**Directive**
Quote every line of the material beneath this one.

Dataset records
☆ ☆ ☆ ☆ ☆ ☆ ☆

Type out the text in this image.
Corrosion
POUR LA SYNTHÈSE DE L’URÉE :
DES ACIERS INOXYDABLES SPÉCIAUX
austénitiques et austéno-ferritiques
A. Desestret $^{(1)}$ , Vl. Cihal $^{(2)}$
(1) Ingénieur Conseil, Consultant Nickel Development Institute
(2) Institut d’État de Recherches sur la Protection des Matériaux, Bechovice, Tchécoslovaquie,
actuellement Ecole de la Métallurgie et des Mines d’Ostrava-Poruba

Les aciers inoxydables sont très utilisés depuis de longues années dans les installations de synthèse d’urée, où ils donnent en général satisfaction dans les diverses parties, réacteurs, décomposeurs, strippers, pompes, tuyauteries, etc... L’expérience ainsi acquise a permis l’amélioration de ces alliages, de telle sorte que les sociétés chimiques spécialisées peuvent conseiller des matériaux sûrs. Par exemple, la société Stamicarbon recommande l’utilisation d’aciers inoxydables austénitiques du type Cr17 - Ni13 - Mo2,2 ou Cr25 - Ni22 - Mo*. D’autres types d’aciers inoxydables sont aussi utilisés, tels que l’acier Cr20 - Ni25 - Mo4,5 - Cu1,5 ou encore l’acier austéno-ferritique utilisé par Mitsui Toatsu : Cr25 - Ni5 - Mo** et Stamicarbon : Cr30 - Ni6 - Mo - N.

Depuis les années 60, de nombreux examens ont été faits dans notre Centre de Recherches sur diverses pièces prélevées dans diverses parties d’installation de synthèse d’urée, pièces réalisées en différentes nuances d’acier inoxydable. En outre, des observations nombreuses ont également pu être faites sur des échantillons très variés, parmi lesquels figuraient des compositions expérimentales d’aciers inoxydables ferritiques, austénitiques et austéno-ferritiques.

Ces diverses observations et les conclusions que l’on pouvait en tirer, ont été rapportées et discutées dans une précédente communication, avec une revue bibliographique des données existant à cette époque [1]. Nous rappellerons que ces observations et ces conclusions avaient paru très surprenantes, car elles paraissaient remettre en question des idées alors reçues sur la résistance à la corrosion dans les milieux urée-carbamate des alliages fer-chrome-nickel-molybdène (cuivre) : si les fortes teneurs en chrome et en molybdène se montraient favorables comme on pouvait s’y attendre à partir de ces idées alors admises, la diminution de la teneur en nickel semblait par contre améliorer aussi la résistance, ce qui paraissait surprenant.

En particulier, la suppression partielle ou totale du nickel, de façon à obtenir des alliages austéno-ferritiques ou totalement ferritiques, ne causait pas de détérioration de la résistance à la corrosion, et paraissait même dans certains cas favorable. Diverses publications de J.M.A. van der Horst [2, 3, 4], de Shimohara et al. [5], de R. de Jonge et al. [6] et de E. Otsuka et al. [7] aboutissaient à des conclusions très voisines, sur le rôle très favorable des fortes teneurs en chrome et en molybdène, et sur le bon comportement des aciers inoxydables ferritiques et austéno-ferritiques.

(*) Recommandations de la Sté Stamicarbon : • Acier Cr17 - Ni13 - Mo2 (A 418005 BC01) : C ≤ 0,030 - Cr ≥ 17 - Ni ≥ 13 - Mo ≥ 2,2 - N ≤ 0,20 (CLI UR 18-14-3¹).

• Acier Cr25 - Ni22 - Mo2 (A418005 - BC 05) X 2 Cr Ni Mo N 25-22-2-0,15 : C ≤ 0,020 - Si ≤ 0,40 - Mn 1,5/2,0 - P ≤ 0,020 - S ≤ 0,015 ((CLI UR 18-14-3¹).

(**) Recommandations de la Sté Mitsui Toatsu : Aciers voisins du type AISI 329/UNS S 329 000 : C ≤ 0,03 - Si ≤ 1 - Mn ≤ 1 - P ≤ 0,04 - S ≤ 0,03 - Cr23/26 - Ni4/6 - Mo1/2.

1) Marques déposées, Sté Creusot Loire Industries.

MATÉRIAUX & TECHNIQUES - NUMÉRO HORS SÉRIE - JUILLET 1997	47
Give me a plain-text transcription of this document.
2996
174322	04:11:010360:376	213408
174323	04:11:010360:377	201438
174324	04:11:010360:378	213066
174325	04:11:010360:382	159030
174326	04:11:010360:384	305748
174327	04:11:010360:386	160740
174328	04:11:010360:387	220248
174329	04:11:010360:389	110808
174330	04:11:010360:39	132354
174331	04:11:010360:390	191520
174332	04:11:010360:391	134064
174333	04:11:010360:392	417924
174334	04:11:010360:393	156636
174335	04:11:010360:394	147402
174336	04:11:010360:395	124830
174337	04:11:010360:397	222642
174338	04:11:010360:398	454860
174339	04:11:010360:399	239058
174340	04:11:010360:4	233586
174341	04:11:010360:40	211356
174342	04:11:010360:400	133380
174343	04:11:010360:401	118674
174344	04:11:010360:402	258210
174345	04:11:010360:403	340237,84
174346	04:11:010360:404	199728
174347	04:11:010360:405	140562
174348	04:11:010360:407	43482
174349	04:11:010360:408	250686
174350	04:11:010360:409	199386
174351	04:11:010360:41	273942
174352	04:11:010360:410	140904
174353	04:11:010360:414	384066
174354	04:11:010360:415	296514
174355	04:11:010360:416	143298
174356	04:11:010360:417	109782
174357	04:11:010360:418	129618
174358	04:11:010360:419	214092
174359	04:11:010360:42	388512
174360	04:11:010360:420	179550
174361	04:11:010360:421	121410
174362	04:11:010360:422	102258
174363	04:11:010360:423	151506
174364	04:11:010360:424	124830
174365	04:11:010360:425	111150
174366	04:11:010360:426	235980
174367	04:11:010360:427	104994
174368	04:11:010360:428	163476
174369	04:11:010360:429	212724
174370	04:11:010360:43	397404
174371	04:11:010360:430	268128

☆ ☆ ☆ ☆ ☆ ☆ ☆

**Correct answer**
Type out the text in this image.
Corrosion
POUR LA SYNTHÈSE DE L’URÉE :
DES ACIERS INOXYDABLES SPÉCIAUX
austénitiques et austéno-ferritiques
A. Desestret $^{(1)}$ , Vl. Cihal $^{(2)}$
(1) Ingénieur Conseil, Consultant Nickel Development Institute
(2) Institut d’État de Recherches sur la Protection des Matériaux, Bechovice, Tchécoslovaquie,
actuellement Ecole de la Métallurgie et des Mines d’Ostrava-Poruba

Les aciers inoxydables sont très utilisés depuis de longues années dans les installations de synthèse d’urée, où ils donnent en général satisfaction dans les diverses parties, réacteurs, décomposeurs, strippers, pompes, tuyauteries, etc... L’expérience ainsi acquise a permis l’amélioration de ces alliages, de telle sorte que les sociétés chimiques spécialisées peuvent conseiller des matériaux sûrs. Par exemple, la société Stamicarbon recommande l’utilisation d’aciers inoxydables austénitiques du type Cr17 - Ni13 - Mo2,2 ou Cr25 - Ni22 - Mo*. D’autres types d’aciers inoxydables sont aussi utilisés, tels que l’acier Cr20 - Ni25 - Mo4,5 - Cu1,5 ou encore l’acier austéno-ferritique utilisé par Mitsui Toatsu : Cr25 - Ni5 - Mo** et Stamicarbon : Cr30 - Ni6 - Mo - N.

Depuis les années 60, de nombreux examens ont été faits dans notre Centre de Recherches sur diverses pièces prélevées dans diverses parties d’installation de synthèse d’urée, pièces réalisées en différentes nuances d’acier inoxydable. En outre, des observations nombreuses ont également pu être faites sur des échantillons très variés, parmi lesquels figuraient des compositions expérimentales d’aciers inoxydables ferritiques, austénitiques et austéno-ferritiques.

Ces diverses observations et les conclusions que l’on pouvait en tirer, ont été rapportées et discutées dans une précédente communication, avec une revue bibliographique des données existant à cette époque [1]. Nous rappellerons que ces observations et ces conclusions avaient paru très surprenantes, car elles paraissaient remettre en question des idées alors reçues sur la résistance à la corrosion dans les milieux urée-carbamate des alliages fer-chrome-nickel-molybdène (cuivre) : si les fortes teneurs en chrome et en molybdène se montraient favorables comme on pouvait s’y attendre à partir de ces idées alors admises, la diminution de la teneur en nickel semblait par contre améliorer aussi la résistance, ce qui paraissait surprenant.

En particulier, la suppression partielle ou totale du nickel, de façon à obtenir des alliages austéno-ferritiques ou totalement ferritiques, ne causait pas de détérioration de la résistance à la corrosion, et paraissait même dans certains cas favorable. Diverses publications de J.M.A. van der Horst [2, 3, 4], de Shimohara et al. [5], de R. de Jonge et al. [6] et de E. Otsuka et al. [7] aboutissaient à des conclusions très voisines, sur le rôle très favorable des fortes teneurs en chrome et en molybdène, et sur le bon comportement des aciers inoxydables ferritiques et austéno-ferritiques.

(*) Recommandations de la Sté Stamicarbon : • Acier Cr17 - Ni13 - Mo2 (A 418005 BC01) : C ≤ 0,030 - Cr ≥ 17 - Ni ≥ 13 - Mo ≥ 2,2 - N ≤ 0,20 (CLI UR 18-14-3¹).

• Acier Cr25 - Ni22 - Mo2 (A418005 - BC 05) X 2 Cr Ni Mo N 25-22-2-0,15 : C ≤ 0,020 - Si ≤ 0,40 - Mn 1,5/2,0 - P ≤ 0,020 - S ≤ 0,015 ((CLI UR 18-14-3¹).

(**) Recommandations de la Sté Mitsui Toatsu : Aciers voisins du type AISI 329/UNS S 329 000 : C ≤ 0,03 - Si ≤ 1 - Mn ≤ 1 - P ≤ 0,04 - S ≤ 0,03 - Cr23/26 - Ni4/6 - Mo1/2.

1) Marques déposées, Sté Creusot Loire Industries.

MATÉRIAUX & TECHNIQUES - NUMÉRO HORS SÉRIE - JUILLET 1997	47
Give me a plain-text transcription of this document.
2996
174322	04:11:010360:376	213408
174323	04:11:010360:377	201438
174324	04:11:010360:378	213066
174325	04:11:010360:382	159030
174326	04:11:010360:384	305748
174327	04:11:010360:386	160740
174328	04:11:010360:387	220248
174329	04:11:010360:389	110808
174330	04:11:010360:39	132354
174331	04:11:010360:390	191520
174332	04:11:010360:391	134064
174333	04:11:010360:392	417924
174334	04:11:010360:393	156636
174335	04:11:010360:394	147402
174336	04:11:010360:395	124830
174337	04:11:010360:397	222642
174338	04:11:010360:398	454860
174339	04:11:010360:399	239058
174340	04:11:010360:4	233586
174341	04:11:010360:40	211356
174342	04:11:010360:400	133380
174343	04:11:010360:401	118674
174344	04:11:010360:402	258210
174345	04:11:010360:403	340237,84
174346	04:11:010360:404	199728
174347	04:11:010360:405	140562
174348	04:11:010360:407	43482
174349	04:11:010360:408	250686
174350	04:11:010360:409	199386
174351	04:11:010360:41	273942
174352	04:11:010360:410	140904
174353	04:11:010360:414	384066
174354	04:11:010360:415	296514
174355	04:11:010360:416	143298
174356	04:11:010360:417	109782
174357	04:11:010360:418	129618
174358	04:11:010360:419	214092
174359	04:11:010360:42	388512
174360	04:11:010360:420	179550
174361	04:11:010360:421	121410
174362	04:11:010360:422	102258
174363	04:11:010360:423	151506
174364	04:11:010360:424	124830
174365	04:11:010360:425	111150
174366	04:11:010360:426	235980
174367	04:11:010360:427	104994
174368	04:11:010360:428	163476
174369	04:11:010360:429	212724
174370	04:11:010360:43	397404
174371	04:11:010360:430	268128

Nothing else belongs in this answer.